What you have to do - Tell how many lines contain the word "емкость". Reply with the number only.

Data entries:
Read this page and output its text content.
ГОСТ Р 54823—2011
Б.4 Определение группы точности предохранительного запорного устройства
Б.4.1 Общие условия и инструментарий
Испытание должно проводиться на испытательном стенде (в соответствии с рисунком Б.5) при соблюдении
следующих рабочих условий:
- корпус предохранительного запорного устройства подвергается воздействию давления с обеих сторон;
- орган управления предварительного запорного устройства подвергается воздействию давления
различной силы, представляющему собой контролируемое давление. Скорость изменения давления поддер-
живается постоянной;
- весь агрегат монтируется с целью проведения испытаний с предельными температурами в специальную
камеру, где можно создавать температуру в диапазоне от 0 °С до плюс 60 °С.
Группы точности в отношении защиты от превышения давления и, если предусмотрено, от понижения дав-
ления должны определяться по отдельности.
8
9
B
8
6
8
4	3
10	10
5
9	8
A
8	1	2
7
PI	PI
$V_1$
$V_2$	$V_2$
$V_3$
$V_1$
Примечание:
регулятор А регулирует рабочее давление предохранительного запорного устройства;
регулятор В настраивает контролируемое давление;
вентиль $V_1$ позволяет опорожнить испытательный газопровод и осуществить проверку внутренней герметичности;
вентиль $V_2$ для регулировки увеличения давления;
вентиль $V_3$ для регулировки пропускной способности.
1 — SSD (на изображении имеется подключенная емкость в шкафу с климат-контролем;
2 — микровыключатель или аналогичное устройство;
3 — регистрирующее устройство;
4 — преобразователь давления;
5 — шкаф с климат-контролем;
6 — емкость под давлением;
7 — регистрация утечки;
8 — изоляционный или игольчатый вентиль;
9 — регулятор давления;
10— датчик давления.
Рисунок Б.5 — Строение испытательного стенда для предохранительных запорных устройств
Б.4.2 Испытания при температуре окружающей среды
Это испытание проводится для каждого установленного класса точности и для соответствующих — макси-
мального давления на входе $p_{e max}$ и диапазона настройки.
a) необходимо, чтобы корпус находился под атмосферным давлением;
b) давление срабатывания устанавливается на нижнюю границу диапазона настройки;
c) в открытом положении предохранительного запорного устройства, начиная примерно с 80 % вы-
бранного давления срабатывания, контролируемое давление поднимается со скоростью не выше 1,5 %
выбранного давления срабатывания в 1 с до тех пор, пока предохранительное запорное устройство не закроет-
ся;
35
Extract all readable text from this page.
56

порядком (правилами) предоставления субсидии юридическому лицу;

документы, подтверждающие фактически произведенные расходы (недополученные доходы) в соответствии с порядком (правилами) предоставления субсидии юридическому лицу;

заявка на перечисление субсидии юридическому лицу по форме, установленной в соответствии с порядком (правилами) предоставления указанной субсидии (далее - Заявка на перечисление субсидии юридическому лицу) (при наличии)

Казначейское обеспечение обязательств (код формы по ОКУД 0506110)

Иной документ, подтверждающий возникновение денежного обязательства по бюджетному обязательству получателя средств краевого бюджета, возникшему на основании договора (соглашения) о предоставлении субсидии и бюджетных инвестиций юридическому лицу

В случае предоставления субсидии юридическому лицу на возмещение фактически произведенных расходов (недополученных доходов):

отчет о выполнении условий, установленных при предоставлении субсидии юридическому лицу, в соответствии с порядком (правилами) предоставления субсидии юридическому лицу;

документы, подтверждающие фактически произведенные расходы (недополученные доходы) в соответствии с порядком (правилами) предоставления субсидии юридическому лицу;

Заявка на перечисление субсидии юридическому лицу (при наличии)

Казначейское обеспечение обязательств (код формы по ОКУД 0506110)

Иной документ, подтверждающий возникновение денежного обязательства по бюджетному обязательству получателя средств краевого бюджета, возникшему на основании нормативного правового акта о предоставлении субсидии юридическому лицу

Exercise response - 2